# Stated goal
Copy every line of the listing that holds the string "including".

# Data shown
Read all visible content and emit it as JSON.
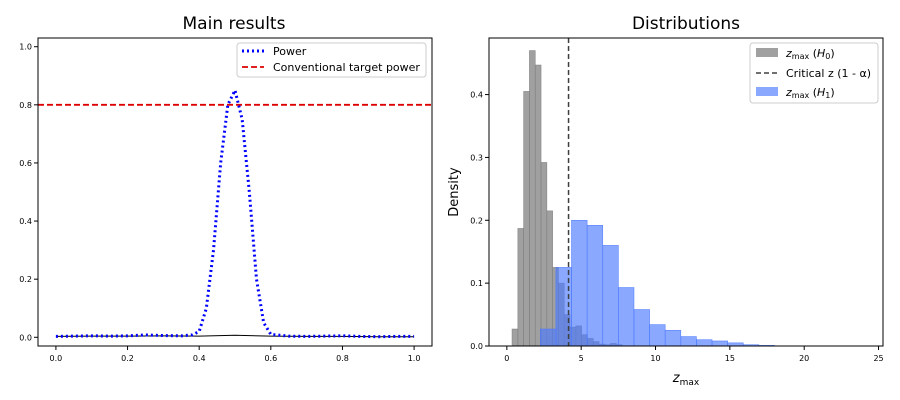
{
  "chart_data": [
    {
      "type": "line",
      "title": "Main results",
      "xlabel": "",
      "ylabel": "",
      "xlim": [
        -0.05,
        1.05
      ],
      "ylim": [
        -0.03,
        1.03
      ],
      "xticks": [
        0.0,
        0.2,
        0.4,
        0.6,
        0.8,
        1.0
      ],
      "xtick_labels": [
        "0.0",
        "0.2",
        "0.4",
        "0.6",
        "0.8",
        "1.0"
      ],
      "yticks": [
        0.0,
        0.2,
        0.4,
        0.6,
        0.8,
        1.0
      ],
      "ytick_labels": [
        "0.0",
        "0.2",
        "0.4",
        "0.6",
        "0.8",
        "1.0"
      ],
      "grid": false,
      "legend": "upper right",
      "series": [
        {
          "name": "Power",
          "style": "dotted",
          "color": "#0000ff",
          "x": [
            0.0,
            0.05,
            0.1,
            0.15,
            0.2,
            0.25,
            0.3,
            0.35,
            0.38,
            0.4,
            0.42,
            0.44,
            0.46,
            0.48,
            0.5,
            0.52,
            0.54,
            0.56,
            0.58,
            0.6,
            0.65,
            0.7,
            0.75,
            0.8,
            0.85,
            0.9,
            0.95,
            1.0
          ],
          "y": [
            0.003,
            0.004,
            0.005,
            0.004,
            0.005,
            0.008,
            0.006,
            0.005,
            0.008,
            0.02,
            0.1,
            0.3,
            0.6,
            0.8,
            0.85,
            0.75,
            0.5,
            0.2,
            0.05,
            0.01,
            0.004,
            0.003,
            0.004,
            0.005,
            0.003,
            0.002,
            0.003,
            0.003
          ]
        },
        {
          "name": "",
          "style": "solid",
          "color": "#000000",
          "x": [
            0.0,
            0.1,
            0.2,
            0.3,
            0.4,
            0.5,
            0.6,
            0.7,
            0.8,
            0.9,
            1.0
          ],
          "y": [
            0.003,
            0.004,
            0.004,
            0.005,
            0.004,
            0.007,
            0.004,
            0.003,
            0.003,
            0.002,
            0.002
          ]
        }
      ],
      "hlines": [
        {
          "name": "Conventional target power",
          "y": 0.8,
          "style": "dashed",
          "color": "#dd0000"
        }
      ]
    },
    {
      "type": "bar",
      "title": "Distributions",
      "xlabel": "z_max",
      "ylabel": "Density",
      "xlim": [
        -1.2,
        25.3
      ],
      "ylim": [
        0,
        0.49
      ],
      "xticks": [
        0,
        5,
        10,
        15,
        20,
        25
      ],
      "xtick_labels": [
        "0",
        "5",
        "10",
        "15",
        "20",
        "25"
      ],
      "yticks": [
        0.0,
        0.1,
        0.2,
        0.3,
        0.4
      ],
      "ytick_labels": [
        "0.0",
        "0.1",
        "0.2",
        "0.3",
        "0.4"
      ],
      "grid": false,
      "legend": "upper right",
      "critical_z": 4.15,
      "series": [
        {
          "name": "z_max (H_0)",
          "color": "#808080",
          "bin_width": 0.39,
          "bin_starts": [
            0.35,
            0.74,
            1.13,
            1.52,
            1.91,
            2.3,
            2.69,
            3.08,
            3.47,
            3.86,
            4.25,
            4.64,
            5.03,
            5.42,
            5.81,
            6.2,
            6.59,
            6.98,
            7.37
          ],
          "density": [
            0.027,
            0.187,
            0.405,
            0.47,
            0.447,
            0.292,
            0.215,
            0.125,
            0.1,
            0.05,
            0.03,
            0.032,
            0.018,
            0.012,
            0.007,
            0.003,
            0.002,
            0.004,
            0.002
          ]
        },
        {
          "name": "z_max (H_1)",
          "color": "#4d79ff",
          "bin_width": 1.05,
          "bin_starts": [
            2.25,
            3.3,
            4.35,
            5.4,
            6.45,
            7.5,
            8.55,
            9.6,
            10.65,
            11.7,
            12.75,
            13.8,
            14.85,
            15.9,
            16.95
          ],
          "density": [
            0.027,
            0.125,
            0.2,
            0.192,
            0.16,
            0.093,
            0.058,
            0.034,
            0.025,
            0.015,
            0.01,
            0.008,
            0.005,
            0.002,
            0.001
          ]
        }
      ],
      "vlines": [
        {
          "name": "Critical z (1 - α)",
          "x": 4.15,
          "style": "dashed",
          "color": "#404040"
        }
      ]
    }
  ]
}
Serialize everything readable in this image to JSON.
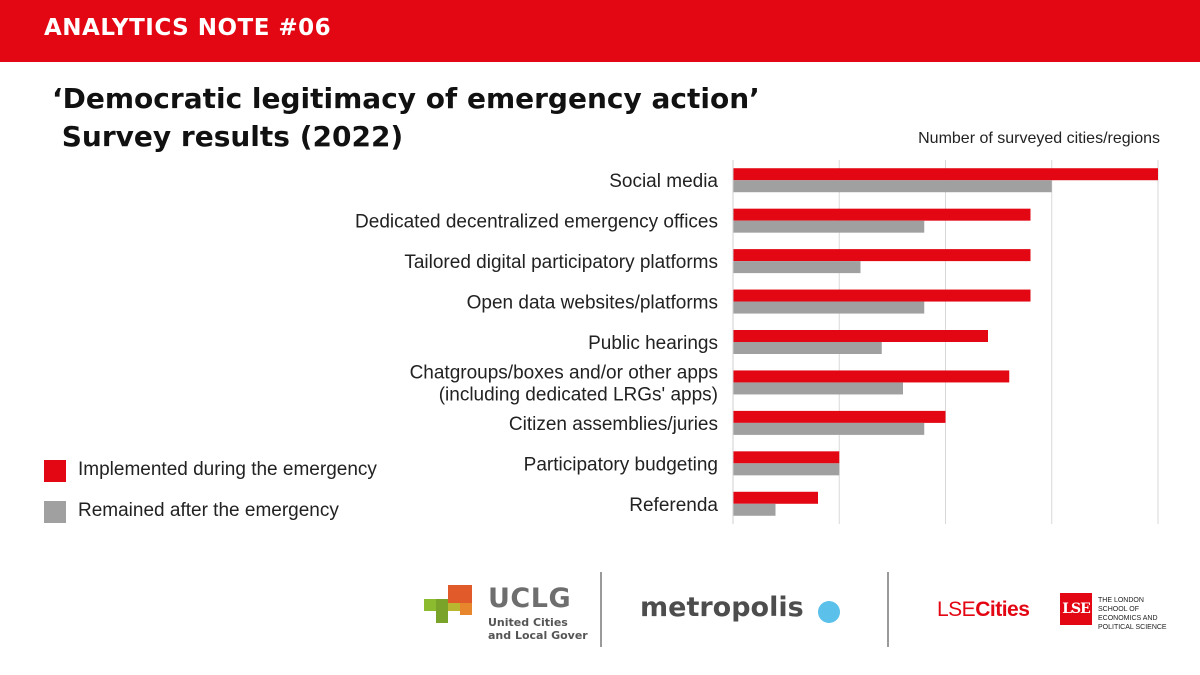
{
  "header": {
    "note_label": "ANALYTICS NOTE #06"
  },
  "title_line1": "‘Democratic legitimacy of emergency action’",
  "title_line2": " Survey results (2022)",
  "legend": [
    {
      "label": "Implemented during the emergency",
      "color": "#e30613"
    },
    {
      "label": "Remained after the emergency",
      "color": "#a0a0a0"
    }
  ],
  "chart_data": {
    "type": "bar",
    "orientation": "horizontal",
    "title": "",
    "axis_title": "Number of surveyed cities/regions",
    "categories": [
      "Social media",
      "Dedicated decentralized emergency offices",
      "Tailored digital participatory platforms",
      "Open data websites/platforms",
      "Public hearings",
      "Chatgroups/boxes and/or other apps (including dedicated LRGs' apps)",
      "Citizen assemblies/juries",
      "Participatory budgeting",
      "Referenda"
    ],
    "category_lines": [
      [
        "Social media"
      ],
      [
        "Dedicated decentralized emergency offices"
      ],
      [
        "Tailored digital participatory platforms"
      ],
      [
        "Open data websites/platforms"
      ],
      [
        "Public hearings"
      ],
      [
        "Chatgroups/boxes and/or other apps",
        "(including dedicated LRGs' apps)"
      ],
      [
        "Citizen assemblies/juries"
      ],
      [
        "Participatory budgeting"
      ],
      [
        "Referenda"
      ]
    ],
    "series": [
      {
        "name": "Implemented during the emergency",
        "color": "#e30613",
        "values": [
          20,
          14,
          14,
          14,
          12,
          13,
          10,
          5,
          4
        ]
      },
      {
        "name": "Remained after the emergency",
        "color": "#a0a0a0",
        "values": [
          15,
          9,
          6,
          9,
          7,
          8,
          9,
          5,
          2
        ]
      }
    ],
    "xlim": [
      0,
      20
    ],
    "gridlines": [
      0,
      5,
      10,
      15,
      20
    ],
    "tick_labels_shown": false,
    "grid": true
  },
  "footer": {
    "uclg_name": "UCLG",
    "uclg_sub": "United Cities and Local Gover",
    "metropolis": "metropolis",
    "lsecities_light": "LSE",
    "lsecities_bold": "Cities",
    "lse_box": "LSE",
    "lse_text": "The London School of Economics and Political Science"
  }
}
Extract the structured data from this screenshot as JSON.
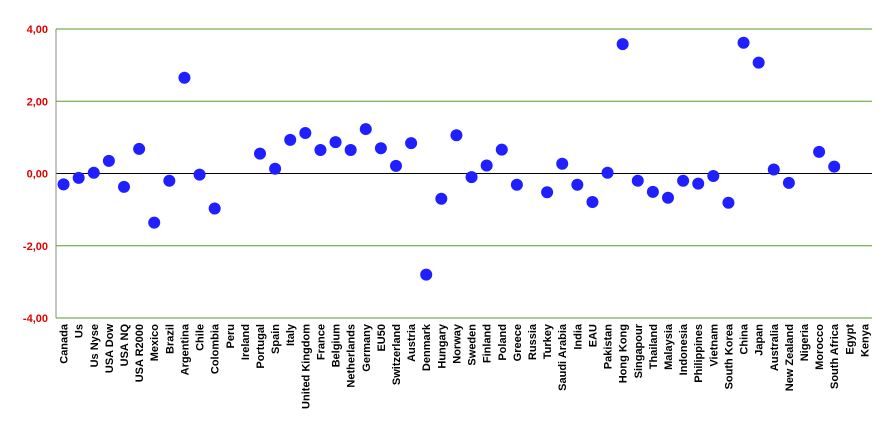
{
  "chart_data": {
    "type": "dot",
    "categories": [
      "Canada",
      "Us",
      "Us Nyse",
      "USA Dow",
      "USA NQ",
      "USA R2000",
      "Mexico",
      "Brazil",
      "Argentina",
      "Chile",
      "Colombia",
      "Peru",
      "Ireland",
      "Portugal",
      "Spain",
      "Italy",
      "United Kingdom",
      "France",
      "Belgium",
      "Netherlands",
      "Germany",
      "EU50",
      "Switzerland",
      "Austria",
      "Denmark",
      "Hungary",
      "Norway",
      "Sweden",
      "Finland",
      "Poland",
      "Greece",
      "Russia",
      "Turkey",
      "Saudi Arabia",
      "India",
      "EAU",
      "Pakistan",
      "Hong Kong",
      "Singapour",
      "Thailand",
      "Malaysia",
      "Indonesia",
      "Philippines",
      "Vietnam",
      "South Korea",
      "China",
      "Japan",
      "Australia",
      "New Zealand",
      "Nigeria",
      "Morocco",
      "South Africa",
      "Egypt",
      "Kenya"
    ],
    "values": [
      -0.3,
      -0.12,
      0.02,
      0.35,
      -0.37,
      0.68,
      -1.36,
      -0.2,
      2.65,
      -0.03,
      -0.97,
      null,
      null,
      0.55,
      0.13,
      0.93,
      1.12,
      0.65,
      0.87,
      0.65,
      1.23,
      0.7,
      0.21,
      0.84,
      -2.8,
      -0.7,
      1.06,
      -0.1,
      0.22,
      0.66,
      -0.31,
      null,
      -0.52,
      0.27,
      -0.31,
      -0.79,
      0.02,
      3.58,
      -0.2,
      -0.51,
      -0.67,
      -0.2,
      -0.28,
      -0.07,
      -0.81,
      3.62,
      3.07,
      0.11,
      -0.26,
      null,
      0.6,
      0.19,
      null,
      null
    ],
    "color": "#1f1fff",
    "ylim": [
      -4,
      4
    ],
    "yticks": [
      {
        "value": -4,
        "label": "-4,00"
      },
      {
        "value": -2,
        "label": "-2,00"
      },
      {
        "value": 0,
        "label": "0,00"
      },
      {
        "value": 2,
        "label": "2,00"
      },
      {
        "value": 4,
        "label": "4,00"
      }
    ],
    "ytick_colors": [
      "#e00000",
      "#e00000",
      "#e00000",
      "#e00000",
      "#e00000"
    ],
    "grid": true,
    "grid_color": "#5a9a2a",
    "zero_line_color": "#000000"
  }
}
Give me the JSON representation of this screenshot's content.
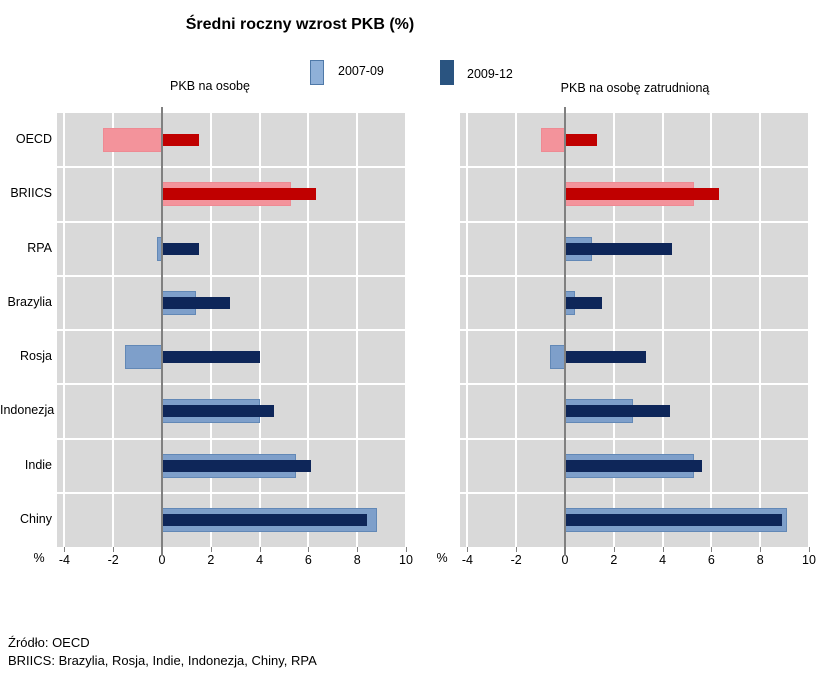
{
  "title": "Średni roczny wzrost PKB (%)",
  "legend": {
    "items": [
      {
        "label": "2007-09"
      },
      {
        "label": "2009-12"
      }
    ]
  },
  "colors": {
    "plot_bg": "#D9D9D9",
    "grid": "#FFFFFF",
    "axis": "#808080",
    "blue_light": "#7E9FCA",
    "blue_light_border": "#6288B6",
    "blue_dark": "#0E2659",
    "red_light": "#F3939B",
    "red_light_border": "#EE8A93",
    "red_dark": "#C00000",
    "legend_light": "#8FB0D8",
    "legend_light_border": "#4F79A8",
    "legend_dark": "#2A5480"
  },
  "source_line1": "Źródło: OECD",
  "source_line2": "BRIICS: Brazylia, Rosja, Indie, Indonezja, Chiny, RPA",
  "chart_data": [
    {
      "type": "bar",
      "orientation": "horizontal",
      "title": "PKB na osobę",
      "xlabel": "%",
      "xlim": [
        -4.3,
        10
      ],
      "ticks": [
        -4,
        -2,
        0,
        2,
        4,
        6,
        8,
        10
      ],
      "grid": true,
      "legend_position": "top",
      "categories": [
        "OECD",
        "BRIICS",
        "RPA",
        "Brazylia",
        "Rosja",
        "Indonezja",
        "Indie",
        "Chiny"
      ],
      "series": [
        {
          "name": "2007-09",
          "values": [
            -2.4,
            5.3,
            -0.2,
            1.4,
            -1.5,
            4.0,
            5.5,
            8.8
          ]
        },
        {
          "name": "2009-12",
          "values": [
            1.5,
            6.3,
            1.5,
            2.8,
            4.0,
            4.6,
            6.1,
            8.4
          ]
        }
      ],
      "highlight_categories": [
        "OECD",
        "BRIICS"
      ],
      "show_category_labels": true
    },
    {
      "type": "bar",
      "orientation": "horizontal",
      "title": "PKB na osobę zatrudnioną",
      "xlabel": "%",
      "xlim": [
        -4.3,
        10
      ],
      "ticks": [
        -4,
        -2,
        0,
        2,
        4,
        6,
        8,
        10
      ],
      "grid": true,
      "legend_position": "top",
      "categories": [
        "OECD",
        "BRIICS",
        "RPA",
        "Brazylia",
        "Rosja",
        "Indonezja",
        "Indie",
        "Chiny"
      ],
      "series": [
        {
          "name": "2007-09",
          "values": [
            -1.0,
            5.3,
            1.1,
            0.4,
            -0.6,
            2.8,
            5.3,
            9.1
          ]
        },
        {
          "name": "2009-12",
          "values": [
            1.3,
            6.3,
            4.4,
            1.5,
            3.3,
            4.3,
            5.6,
            8.9
          ]
        }
      ],
      "highlight_categories": [
        "OECD",
        "BRIICS"
      ],
      "show_category_labels": false
    }
  ]
}
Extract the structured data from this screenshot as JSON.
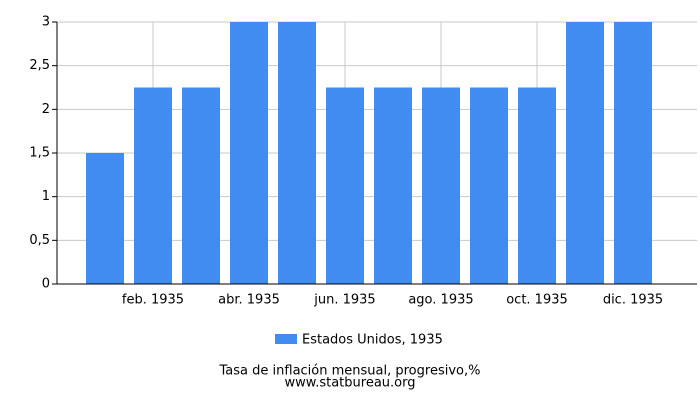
{
  "chart_data": {
    "type": "bar",
    "categories": [
      null,
      "feb. 1935",
      null,
      "abr. 1935",
      null,
      "jun. 1935",
      null,
      "ago. 1935",
      null,
      "oct. 1935",
      null,
      "dic. 1935"
    ],
    "series": [
      {
        "name": "Estados Unidos, 1935",
        "color": "#418cf0",
        "values": [
          1.5,
          2.25,
          2.25,
          3,
          3,
          2.25,
          2.25,
          2.25,
          2.25,
          2.25,
          3,
          3
        ]
      }
    ],
    "ylim": [
      0,
      3
    ],
    "yticks": [
      0,
      {
        "value": 0.5,
        "label": "0,5"
      },
      1,
      {
        "value": 1.5,
        "label": "1,5"
      },
      2,
      {
        "value": 2.5,
        "label": "2,5"
      },
      3
    ],
    "grid": true,
    "legend": "bottom",
    "title": "Tasa de inflación mensual, progresivo,%",
    "subtitle": "www.statbureau.org"
  }
}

# Task answer
      "Chatgroups/boxes and/or other apps (including dedicated LRGs' apps)",
        "(including dedicated LRGs' apps)"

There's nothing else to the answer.